→ EXERCISE TASK
Below are the records. List every line holding the word "JSON".

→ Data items
= = = =

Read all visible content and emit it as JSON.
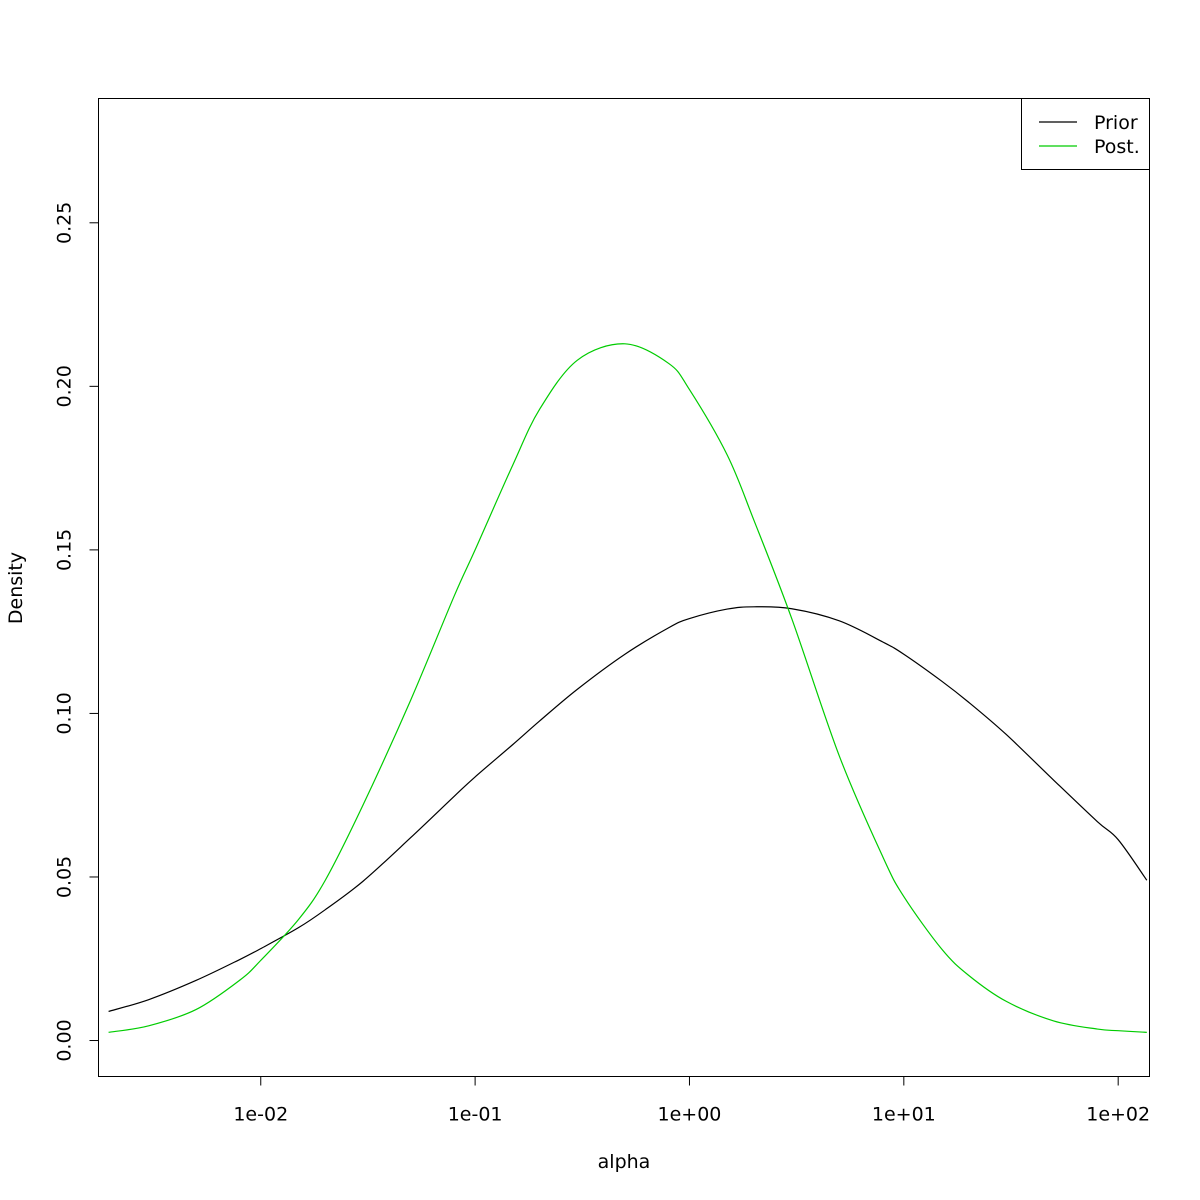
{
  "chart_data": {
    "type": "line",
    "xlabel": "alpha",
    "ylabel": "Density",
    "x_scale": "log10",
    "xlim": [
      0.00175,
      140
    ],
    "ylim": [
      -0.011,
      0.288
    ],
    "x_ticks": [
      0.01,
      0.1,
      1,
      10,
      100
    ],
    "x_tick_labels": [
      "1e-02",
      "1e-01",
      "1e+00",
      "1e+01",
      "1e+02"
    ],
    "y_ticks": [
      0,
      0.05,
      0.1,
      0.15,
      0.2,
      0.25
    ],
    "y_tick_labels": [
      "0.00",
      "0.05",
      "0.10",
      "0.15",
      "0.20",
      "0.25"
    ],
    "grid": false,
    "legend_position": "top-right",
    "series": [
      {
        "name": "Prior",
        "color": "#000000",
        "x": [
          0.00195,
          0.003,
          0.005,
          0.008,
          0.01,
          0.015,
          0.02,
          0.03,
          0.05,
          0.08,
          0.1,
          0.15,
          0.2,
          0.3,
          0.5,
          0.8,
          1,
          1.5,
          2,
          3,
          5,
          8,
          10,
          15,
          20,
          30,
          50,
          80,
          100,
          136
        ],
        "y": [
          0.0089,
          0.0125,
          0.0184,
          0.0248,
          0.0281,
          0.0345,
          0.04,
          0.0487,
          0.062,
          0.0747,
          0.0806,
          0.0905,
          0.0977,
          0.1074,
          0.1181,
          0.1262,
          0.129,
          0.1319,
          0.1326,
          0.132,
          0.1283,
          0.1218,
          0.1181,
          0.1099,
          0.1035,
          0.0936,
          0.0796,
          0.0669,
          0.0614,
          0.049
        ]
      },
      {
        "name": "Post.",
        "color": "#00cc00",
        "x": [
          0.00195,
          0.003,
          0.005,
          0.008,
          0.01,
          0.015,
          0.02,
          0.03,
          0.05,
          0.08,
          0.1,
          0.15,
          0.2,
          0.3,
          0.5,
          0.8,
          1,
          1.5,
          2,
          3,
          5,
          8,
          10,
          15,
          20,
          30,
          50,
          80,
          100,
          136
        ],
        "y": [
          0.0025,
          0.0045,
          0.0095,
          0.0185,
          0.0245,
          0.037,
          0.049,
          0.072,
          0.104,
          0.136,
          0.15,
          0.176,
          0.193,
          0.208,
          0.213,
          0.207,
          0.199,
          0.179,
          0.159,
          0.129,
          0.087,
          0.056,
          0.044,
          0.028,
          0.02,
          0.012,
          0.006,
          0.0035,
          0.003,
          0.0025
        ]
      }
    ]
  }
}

= = = =

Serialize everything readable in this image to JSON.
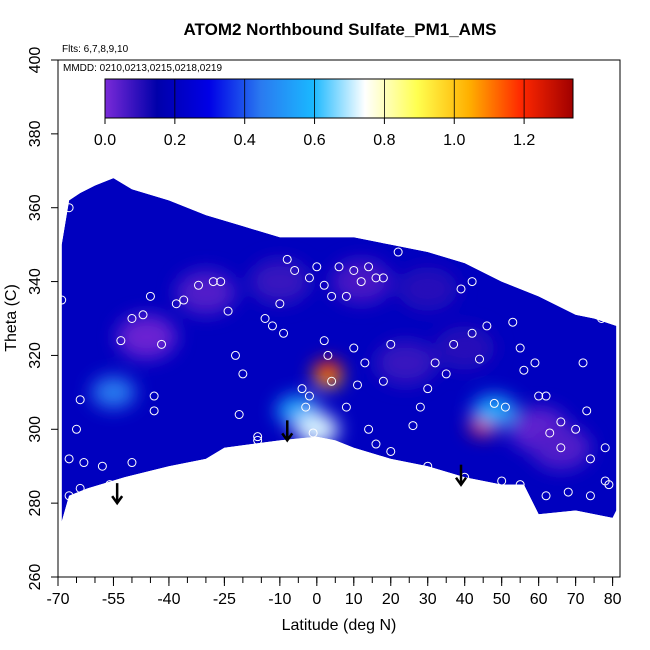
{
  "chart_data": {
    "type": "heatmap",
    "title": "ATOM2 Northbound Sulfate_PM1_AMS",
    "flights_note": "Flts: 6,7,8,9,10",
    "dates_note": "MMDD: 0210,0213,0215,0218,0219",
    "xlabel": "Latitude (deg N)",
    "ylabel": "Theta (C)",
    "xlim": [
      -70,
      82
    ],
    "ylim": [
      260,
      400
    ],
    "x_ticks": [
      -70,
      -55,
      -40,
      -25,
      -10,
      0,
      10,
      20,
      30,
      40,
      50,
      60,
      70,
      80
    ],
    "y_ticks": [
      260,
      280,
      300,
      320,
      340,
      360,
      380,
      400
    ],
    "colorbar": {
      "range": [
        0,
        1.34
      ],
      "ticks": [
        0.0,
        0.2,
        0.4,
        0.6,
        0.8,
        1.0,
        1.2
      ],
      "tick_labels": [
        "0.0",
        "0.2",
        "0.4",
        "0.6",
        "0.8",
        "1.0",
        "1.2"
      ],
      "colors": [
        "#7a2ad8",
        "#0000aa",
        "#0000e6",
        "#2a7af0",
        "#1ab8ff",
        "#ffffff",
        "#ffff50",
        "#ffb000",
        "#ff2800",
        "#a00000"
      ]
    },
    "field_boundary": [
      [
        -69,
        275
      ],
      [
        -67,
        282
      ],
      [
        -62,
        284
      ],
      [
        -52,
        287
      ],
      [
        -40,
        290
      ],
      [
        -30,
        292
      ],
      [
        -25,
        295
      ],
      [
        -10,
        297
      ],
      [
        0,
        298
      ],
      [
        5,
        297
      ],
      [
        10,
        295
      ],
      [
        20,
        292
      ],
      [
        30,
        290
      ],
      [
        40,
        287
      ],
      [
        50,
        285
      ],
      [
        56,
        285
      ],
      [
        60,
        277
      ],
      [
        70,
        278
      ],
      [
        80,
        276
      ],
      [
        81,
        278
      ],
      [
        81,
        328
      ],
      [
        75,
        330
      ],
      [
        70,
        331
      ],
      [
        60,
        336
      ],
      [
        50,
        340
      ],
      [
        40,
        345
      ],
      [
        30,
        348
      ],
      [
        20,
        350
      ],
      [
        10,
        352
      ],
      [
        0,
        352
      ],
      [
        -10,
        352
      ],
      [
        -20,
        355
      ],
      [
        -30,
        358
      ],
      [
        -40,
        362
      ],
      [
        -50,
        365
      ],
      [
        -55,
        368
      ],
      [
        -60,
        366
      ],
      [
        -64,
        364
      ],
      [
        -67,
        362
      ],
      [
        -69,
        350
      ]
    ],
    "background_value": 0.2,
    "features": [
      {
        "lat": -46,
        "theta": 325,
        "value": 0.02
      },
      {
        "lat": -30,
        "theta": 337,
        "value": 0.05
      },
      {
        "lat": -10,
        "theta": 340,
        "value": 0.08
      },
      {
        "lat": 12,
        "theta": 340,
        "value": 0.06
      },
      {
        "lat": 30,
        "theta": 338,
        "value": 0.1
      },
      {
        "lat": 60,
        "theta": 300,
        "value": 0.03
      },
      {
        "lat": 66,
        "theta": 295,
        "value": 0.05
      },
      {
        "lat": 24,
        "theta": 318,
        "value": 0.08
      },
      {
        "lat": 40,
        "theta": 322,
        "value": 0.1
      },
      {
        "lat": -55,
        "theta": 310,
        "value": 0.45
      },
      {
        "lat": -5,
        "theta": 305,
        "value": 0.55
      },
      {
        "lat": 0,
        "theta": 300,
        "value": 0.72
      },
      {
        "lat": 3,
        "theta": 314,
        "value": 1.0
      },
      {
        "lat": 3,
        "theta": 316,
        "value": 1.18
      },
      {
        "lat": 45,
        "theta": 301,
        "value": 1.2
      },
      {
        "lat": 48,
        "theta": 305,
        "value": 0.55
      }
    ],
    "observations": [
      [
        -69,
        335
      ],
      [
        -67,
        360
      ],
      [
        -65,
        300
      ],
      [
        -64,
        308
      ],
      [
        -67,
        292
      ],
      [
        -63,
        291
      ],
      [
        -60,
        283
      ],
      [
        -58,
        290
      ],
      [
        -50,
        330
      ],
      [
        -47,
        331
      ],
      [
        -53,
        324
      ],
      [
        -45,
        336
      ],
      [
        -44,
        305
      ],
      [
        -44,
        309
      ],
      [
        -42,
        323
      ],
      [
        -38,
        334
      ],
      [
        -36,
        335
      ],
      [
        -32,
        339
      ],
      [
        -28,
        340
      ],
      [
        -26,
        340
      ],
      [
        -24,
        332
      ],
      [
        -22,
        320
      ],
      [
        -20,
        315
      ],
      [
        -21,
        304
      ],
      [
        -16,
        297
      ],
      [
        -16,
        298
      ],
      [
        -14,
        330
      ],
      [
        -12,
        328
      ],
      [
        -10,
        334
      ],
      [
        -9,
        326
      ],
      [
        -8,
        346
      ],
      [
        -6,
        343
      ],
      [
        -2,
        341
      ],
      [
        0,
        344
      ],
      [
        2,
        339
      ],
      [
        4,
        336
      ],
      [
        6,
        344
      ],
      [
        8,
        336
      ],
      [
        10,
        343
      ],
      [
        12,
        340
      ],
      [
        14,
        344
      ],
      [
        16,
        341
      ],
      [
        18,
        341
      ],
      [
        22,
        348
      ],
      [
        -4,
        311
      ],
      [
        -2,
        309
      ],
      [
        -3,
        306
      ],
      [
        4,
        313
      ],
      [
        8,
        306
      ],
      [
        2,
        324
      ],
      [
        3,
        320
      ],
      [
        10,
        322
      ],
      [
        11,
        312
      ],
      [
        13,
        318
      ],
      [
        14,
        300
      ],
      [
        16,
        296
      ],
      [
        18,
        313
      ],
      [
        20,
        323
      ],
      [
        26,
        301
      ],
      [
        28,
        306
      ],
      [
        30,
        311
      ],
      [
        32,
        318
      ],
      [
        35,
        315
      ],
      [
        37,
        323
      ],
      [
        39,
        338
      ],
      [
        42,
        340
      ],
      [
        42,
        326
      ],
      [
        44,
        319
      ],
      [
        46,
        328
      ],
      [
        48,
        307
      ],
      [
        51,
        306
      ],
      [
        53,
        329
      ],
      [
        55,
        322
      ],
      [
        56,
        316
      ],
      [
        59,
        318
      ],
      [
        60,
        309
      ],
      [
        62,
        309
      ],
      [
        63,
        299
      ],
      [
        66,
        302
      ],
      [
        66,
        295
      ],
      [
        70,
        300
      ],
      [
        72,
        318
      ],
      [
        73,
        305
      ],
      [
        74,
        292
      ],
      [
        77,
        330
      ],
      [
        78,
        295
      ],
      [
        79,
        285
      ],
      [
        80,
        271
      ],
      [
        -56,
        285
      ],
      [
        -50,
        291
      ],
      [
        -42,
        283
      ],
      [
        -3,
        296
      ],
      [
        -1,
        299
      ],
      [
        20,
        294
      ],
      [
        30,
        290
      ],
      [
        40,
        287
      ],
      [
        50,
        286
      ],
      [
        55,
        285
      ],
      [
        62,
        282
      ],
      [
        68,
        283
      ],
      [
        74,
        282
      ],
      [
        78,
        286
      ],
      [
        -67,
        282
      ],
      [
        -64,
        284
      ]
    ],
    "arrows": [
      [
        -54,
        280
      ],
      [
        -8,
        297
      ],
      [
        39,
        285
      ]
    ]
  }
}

= = = =

→ TASK SOLUTION
Read all visible content and emit it as JSON.
Serialize everything readable in this image to JSON.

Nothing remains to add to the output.